* SOURCE EXCERPT:
Sully seen from the hallway
As I said, there isn’t much to do, so there isn’t an excuse for not doing the minimal tasks. We went to a morning show at a Marcus Theater in Omaha. (Kudos to Marcus for $5 morning matinees.) When I walked down the hallway to our theater, past half a dozen theaters, all the doors were open, and movies were playing. Closing doors should not be too much for the ushers to do, even at whatever minimum wage Nebraska requires these days. To make things worse, the designers of this Marcus theaters allow a direct line of sight from the hallway door to the screen, so an open door allows light to bleed in to the screen, and sound bleeds in and out.

Another basic job for an usher: clean up the theater when a show is done. This means you know the end times for a show, and you keep people from coming into the theater before you clean. During the closing credits of our film, people wandered in for the next show. I guess they didn’t want to miss those commercials for Coke and Netflix. Ours was the first show of the day, so it wasn’t terribly messy, but I doubt there would be theater cleaning between shows.

Now that I’ve lost everyone’s attention with usher etiquette and procedures, I’ll go on to the film.

Tim Burton is a wonderful film maker when he has a decent story. When all he has is a lot of money and Johnny Depp and not much of script, you might end up with something awful like his Dark Shadows or Alice in Wonderland. But he’s also done films like Beetlejuice, Edward Scissorhands, or Ed Wood that are full of bizarre and beautiful imagery that one can’t imagine anyone else dreaming up.

The good Tim Burton showed up to direct Miss Peregrine’s Home for Peculiar Children. The film is adapted from a fine young adult novel of the same name by Ransom Riggs. It tells the story of a seemingly ordinary boy (Jake, played by Asa Butterfield) who lives a bland and bullied life in Florida. Because of his grandfather, Jake is drawn to a sanctuary for children with extraordinary abilities. There is a girl who can float and a boy who is invisible. More disturbingly, there is a little girl with a savage mouth in the back of her head, and a boy who collects hearts for animating dolls and corpses. Yes, there are some pretty gross things in the film, such as villains that eat children’s eyeballs.

* DATASET SECTION:
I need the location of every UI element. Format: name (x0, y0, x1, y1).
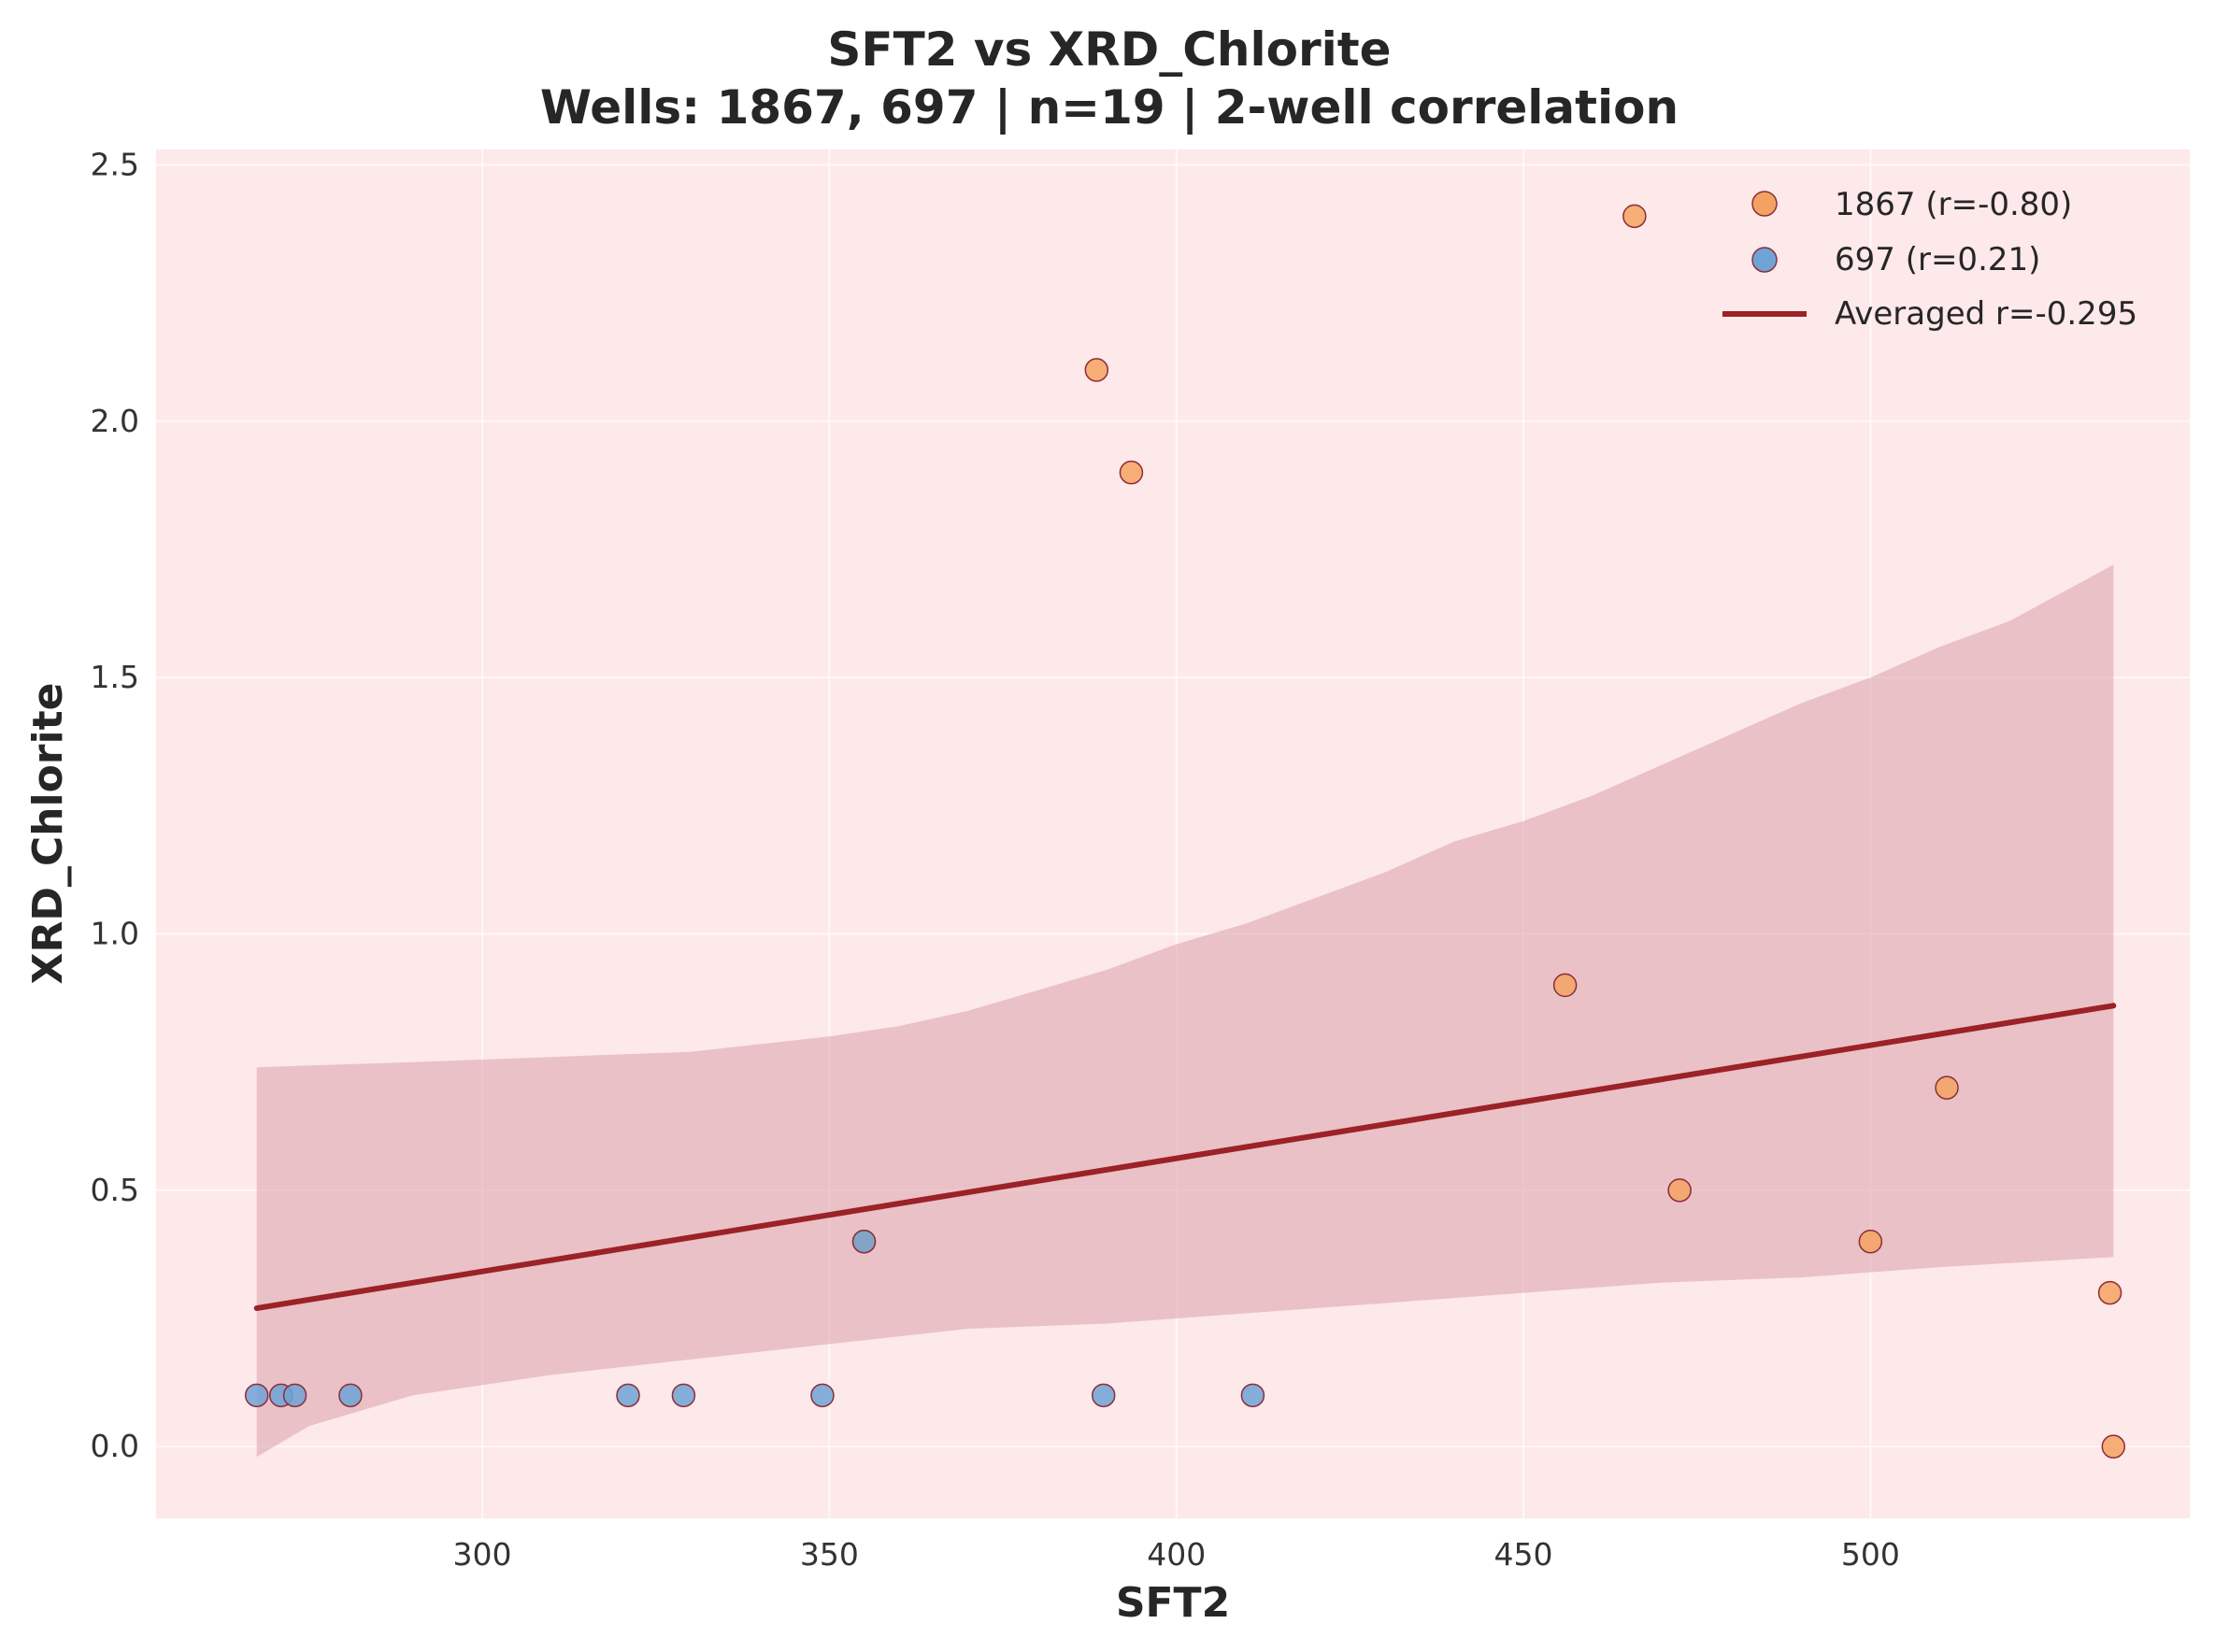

* REQUEST: Reproduce the review's passage between "Another basic job" and "cleaning between shows.", inclusive, with each "theater" changed to "auditorium".

* THE REPLY:
Another basic job for an usher: clean up the auditorium when a show is done. This means you know the end times for a show, and you keep people from coming into the auditorium before you clean. During the closing credits of our film, people wandered in for the next show. I guess they didn’t want to miss those commercials for Coke and Netflix. Ours was the first show of the day, so it wasn’t terribly messy, but I doubt there would be auditorium cleaning between shows.